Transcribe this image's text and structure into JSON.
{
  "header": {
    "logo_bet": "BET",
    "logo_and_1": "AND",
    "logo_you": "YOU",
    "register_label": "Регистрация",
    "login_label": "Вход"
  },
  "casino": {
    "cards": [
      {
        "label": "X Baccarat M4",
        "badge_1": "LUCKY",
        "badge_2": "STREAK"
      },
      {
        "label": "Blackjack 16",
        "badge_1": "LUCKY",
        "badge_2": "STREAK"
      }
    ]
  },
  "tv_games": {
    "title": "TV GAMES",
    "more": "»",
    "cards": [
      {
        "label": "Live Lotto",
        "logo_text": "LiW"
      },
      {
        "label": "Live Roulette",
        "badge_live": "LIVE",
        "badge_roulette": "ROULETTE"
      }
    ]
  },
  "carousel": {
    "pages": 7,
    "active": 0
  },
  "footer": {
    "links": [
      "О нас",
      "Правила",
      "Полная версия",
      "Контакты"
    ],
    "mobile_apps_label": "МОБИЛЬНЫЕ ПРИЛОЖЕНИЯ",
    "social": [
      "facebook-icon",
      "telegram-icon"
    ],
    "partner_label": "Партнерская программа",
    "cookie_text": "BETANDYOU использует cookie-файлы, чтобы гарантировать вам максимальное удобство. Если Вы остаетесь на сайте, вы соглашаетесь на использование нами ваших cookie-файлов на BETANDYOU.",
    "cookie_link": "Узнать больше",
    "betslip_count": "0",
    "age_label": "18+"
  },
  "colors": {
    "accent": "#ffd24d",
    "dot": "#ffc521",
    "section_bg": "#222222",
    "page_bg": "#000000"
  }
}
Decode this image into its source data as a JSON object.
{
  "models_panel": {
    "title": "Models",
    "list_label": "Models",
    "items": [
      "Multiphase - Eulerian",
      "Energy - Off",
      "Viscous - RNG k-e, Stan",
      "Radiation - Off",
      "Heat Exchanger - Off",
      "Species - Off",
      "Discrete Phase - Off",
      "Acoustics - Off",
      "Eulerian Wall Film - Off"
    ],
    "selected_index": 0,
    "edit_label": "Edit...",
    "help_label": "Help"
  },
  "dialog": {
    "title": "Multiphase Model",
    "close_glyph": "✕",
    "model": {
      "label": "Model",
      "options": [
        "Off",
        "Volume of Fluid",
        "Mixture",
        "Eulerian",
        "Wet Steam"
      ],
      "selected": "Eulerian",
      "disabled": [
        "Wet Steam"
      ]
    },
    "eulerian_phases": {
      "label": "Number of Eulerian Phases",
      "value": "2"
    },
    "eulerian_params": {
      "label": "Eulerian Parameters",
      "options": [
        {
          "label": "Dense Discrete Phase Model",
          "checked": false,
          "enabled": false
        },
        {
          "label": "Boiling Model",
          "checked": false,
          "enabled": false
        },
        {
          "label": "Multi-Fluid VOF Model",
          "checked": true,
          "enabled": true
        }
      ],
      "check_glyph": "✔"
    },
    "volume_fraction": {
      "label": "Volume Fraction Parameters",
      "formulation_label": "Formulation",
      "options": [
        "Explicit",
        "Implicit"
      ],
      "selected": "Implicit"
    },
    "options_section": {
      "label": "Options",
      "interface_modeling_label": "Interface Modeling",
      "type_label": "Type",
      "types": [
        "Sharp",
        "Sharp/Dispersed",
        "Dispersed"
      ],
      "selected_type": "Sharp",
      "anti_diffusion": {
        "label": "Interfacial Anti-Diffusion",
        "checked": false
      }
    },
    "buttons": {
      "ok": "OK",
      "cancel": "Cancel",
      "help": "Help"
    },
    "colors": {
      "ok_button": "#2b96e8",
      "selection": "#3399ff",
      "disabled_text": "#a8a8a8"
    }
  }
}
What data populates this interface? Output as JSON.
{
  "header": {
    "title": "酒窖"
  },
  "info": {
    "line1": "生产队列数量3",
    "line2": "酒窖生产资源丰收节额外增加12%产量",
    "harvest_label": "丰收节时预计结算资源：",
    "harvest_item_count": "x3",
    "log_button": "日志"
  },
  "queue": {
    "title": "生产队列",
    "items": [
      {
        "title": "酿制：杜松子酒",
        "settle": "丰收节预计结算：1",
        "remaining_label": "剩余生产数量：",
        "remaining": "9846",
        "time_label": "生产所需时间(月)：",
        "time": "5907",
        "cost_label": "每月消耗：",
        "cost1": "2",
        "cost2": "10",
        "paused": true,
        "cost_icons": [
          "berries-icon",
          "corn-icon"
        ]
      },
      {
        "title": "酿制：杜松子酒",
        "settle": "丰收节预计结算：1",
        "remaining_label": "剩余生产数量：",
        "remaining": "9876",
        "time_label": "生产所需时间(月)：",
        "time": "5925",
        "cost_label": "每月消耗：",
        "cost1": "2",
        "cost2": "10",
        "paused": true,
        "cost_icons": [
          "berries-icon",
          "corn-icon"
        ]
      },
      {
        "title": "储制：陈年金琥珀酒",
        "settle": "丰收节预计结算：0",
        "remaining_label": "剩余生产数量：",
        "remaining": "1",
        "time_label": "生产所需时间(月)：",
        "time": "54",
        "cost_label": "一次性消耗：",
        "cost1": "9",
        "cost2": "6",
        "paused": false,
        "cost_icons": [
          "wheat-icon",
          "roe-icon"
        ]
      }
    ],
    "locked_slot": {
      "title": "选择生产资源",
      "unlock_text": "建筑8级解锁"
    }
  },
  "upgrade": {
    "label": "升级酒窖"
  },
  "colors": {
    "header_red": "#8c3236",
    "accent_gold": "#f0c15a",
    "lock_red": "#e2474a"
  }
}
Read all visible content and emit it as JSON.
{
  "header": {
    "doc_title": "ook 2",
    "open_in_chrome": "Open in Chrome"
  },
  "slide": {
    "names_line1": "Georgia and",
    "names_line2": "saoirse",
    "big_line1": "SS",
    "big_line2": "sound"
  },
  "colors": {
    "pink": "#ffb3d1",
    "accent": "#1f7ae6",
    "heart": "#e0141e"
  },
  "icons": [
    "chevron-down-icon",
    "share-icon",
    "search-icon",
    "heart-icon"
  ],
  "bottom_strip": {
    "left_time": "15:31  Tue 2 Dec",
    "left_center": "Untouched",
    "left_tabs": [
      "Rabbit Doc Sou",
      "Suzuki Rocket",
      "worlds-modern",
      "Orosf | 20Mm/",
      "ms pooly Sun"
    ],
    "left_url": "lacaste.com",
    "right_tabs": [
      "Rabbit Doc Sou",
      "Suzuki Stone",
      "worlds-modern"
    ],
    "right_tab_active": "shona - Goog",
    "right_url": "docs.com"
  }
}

+++++

» THE EXERCISE
Scan the lines above for "into", then copy every one that has it.

» TASK RESULT
Transcribe this image's text and structure into JSON.
Decode this image into its source data as a JSON object.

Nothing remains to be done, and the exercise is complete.